* DATA EXTRACT *
########################################
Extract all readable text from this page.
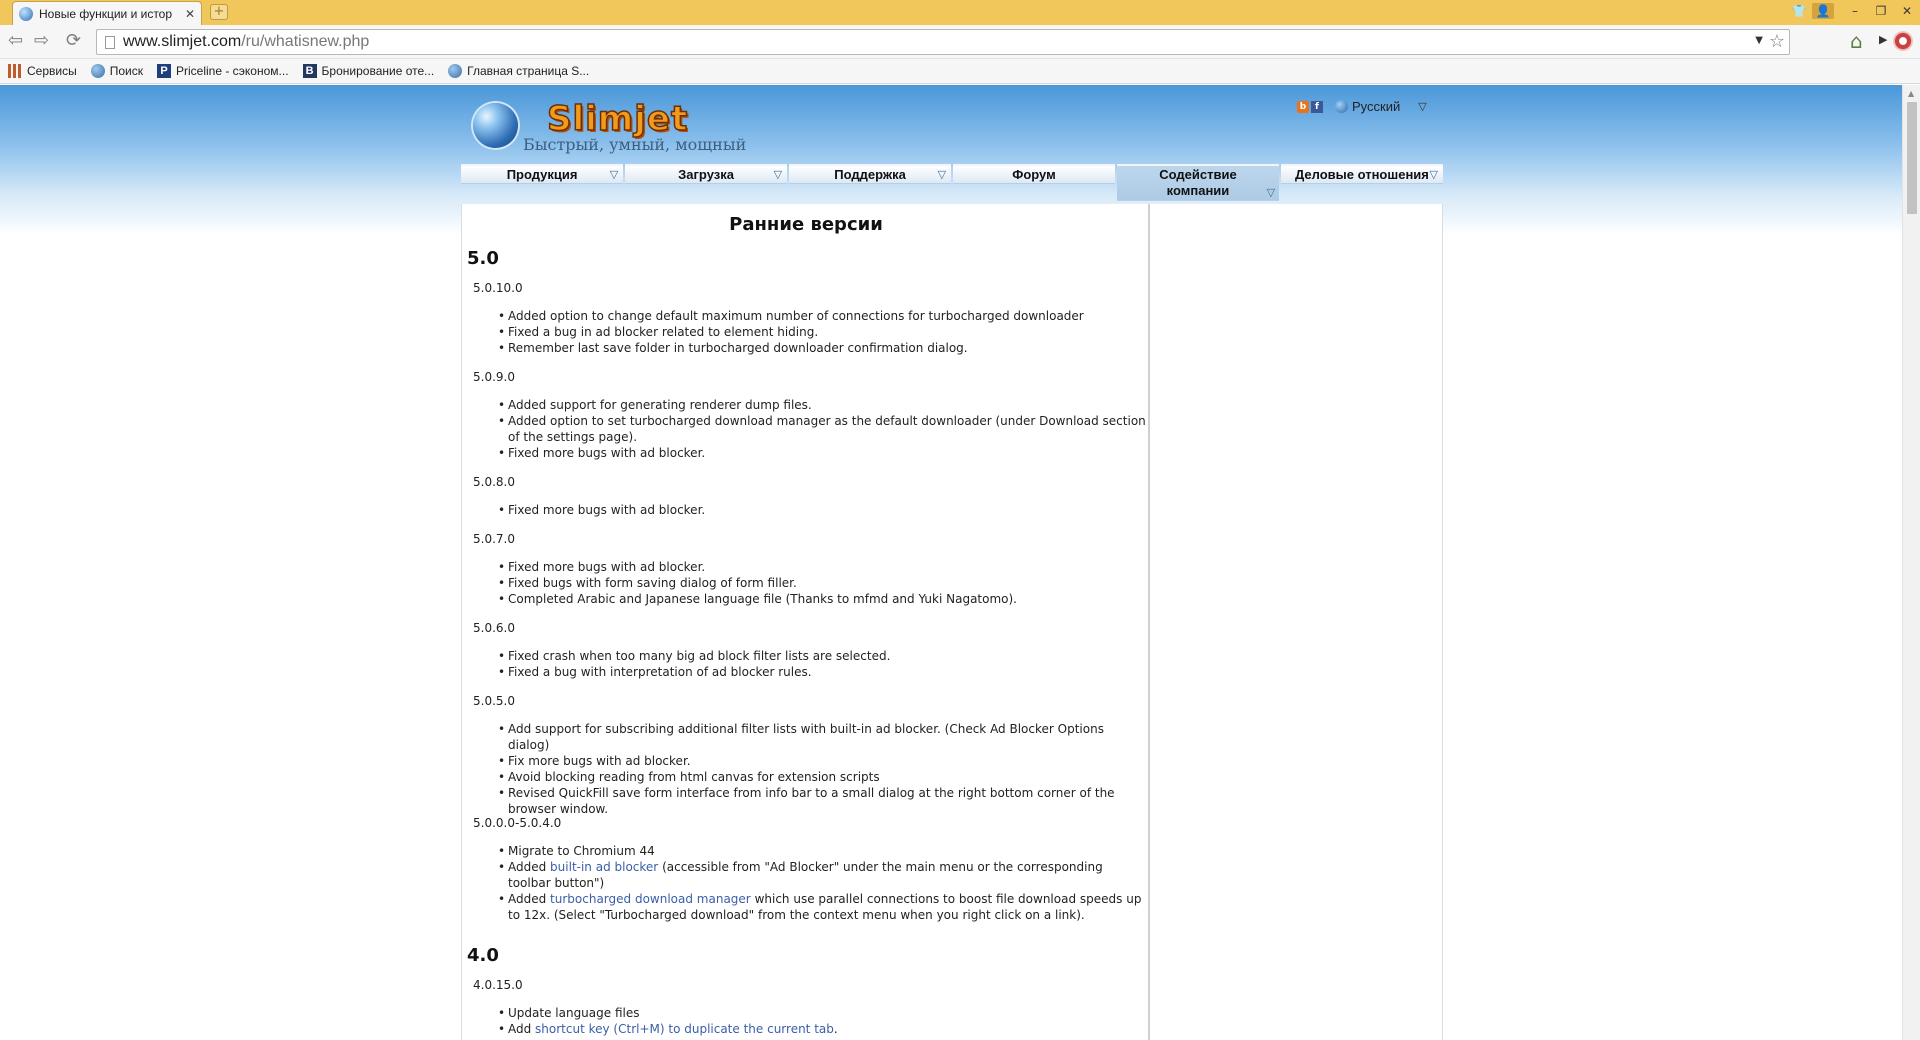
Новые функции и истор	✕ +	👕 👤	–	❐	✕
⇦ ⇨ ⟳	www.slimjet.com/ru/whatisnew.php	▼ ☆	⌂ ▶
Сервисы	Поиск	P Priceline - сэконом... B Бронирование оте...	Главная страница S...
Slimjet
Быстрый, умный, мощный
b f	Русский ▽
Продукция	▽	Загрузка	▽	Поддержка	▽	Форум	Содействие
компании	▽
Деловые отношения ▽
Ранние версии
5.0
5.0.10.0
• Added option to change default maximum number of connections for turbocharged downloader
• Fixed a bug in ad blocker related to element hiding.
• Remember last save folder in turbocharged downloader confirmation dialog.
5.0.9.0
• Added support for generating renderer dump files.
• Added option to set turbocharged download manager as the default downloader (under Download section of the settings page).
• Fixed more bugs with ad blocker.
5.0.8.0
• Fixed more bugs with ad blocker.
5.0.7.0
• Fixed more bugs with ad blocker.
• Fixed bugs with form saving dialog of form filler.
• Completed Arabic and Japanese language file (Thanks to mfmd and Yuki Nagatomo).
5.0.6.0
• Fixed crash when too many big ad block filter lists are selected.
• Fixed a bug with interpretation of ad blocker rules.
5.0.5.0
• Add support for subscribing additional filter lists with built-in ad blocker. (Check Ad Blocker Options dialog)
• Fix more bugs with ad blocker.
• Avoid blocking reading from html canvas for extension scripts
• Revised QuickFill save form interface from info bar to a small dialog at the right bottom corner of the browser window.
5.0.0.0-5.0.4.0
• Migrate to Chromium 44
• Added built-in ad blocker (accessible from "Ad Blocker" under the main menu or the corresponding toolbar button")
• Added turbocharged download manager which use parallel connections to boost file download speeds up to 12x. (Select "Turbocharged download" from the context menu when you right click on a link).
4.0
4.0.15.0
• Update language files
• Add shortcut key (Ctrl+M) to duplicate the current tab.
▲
########################################
* TO BE DONE *
Repeat each line of the records above exactly, but do not copy the pictures.

* CORRECT ANSWER *
Extract all readable text from this page.
Новые функции и истор	✕ +	👕 👤	–	❐	✕
⇦ ⇨ ⟳	www.slimjet.com/ru/whatisnew.php	▼ ☆	⌂ ▶
Сервисы	Поиск	P Priceline - сэконом... B Бронирование оте...	Главная страница S...
Slimjet
Быстрый, умный, мощный
b f	Русский ▽
Продукция	▽	Загрузка	▽	Поддержка	▽	Форум	Содействие
компании	▽
Деловые отношения ▽
Ранние версии
5.0
5.0.10.0
• Added option to change default maximum number of connections for turbocharged downloader
• Fixed a bug in ad blocker related to element hiding.
• Remember last save folder in turbocharged downloader confirmation dialog.
5.0.9.0
• Added support for generating renderer dump files.
• Added option to set turbocharged download manager as the default downloader (under Download section of the settings page).
• Fixed more bugs with ad blocker.
5.0.8.0
• Fixed more bugs with ad blocker.
5.0.7.0
• Fixed more bugs with ad blocker.
• Fixed bugs with form saving dialog of form filler.
• Completed Arabic and Japanese language file (Thanks to mfmd and Yuki Nagatomo).
5.0.6.0
• Fixed crash when too many big ad block filter lists are selected.
• Fixed a bug with interpretation of ad blocker rules.
5.0.5.0
• Add support for subscribing additional filter lists with built-in ad blocker. (Check Ad Blocker Options dialog)
• Fix more bugs with ad blocker.
• Avoid blocking reading from html canvas for extension scripts
• Revised QuickFill save form interface from info bar to a small dialog at the right bottom corner of the browser window.
5.0.0.0-5.0.4.0
• Migrate to Chromium 44
• Added built-in ad blocker (accessible from "Ad Blocker" under the main menu or the corresponding toolbar button")
• Added turbocharged download manager which use parallel connections to boost file download speeds up to 12x. (Select "Turbocharged download" from the context menu when you right click on a link).
4.0
4.0.15.0
• Update language files
• Add shortcut key (Ctrl+M) to duplicate the current tab.
▲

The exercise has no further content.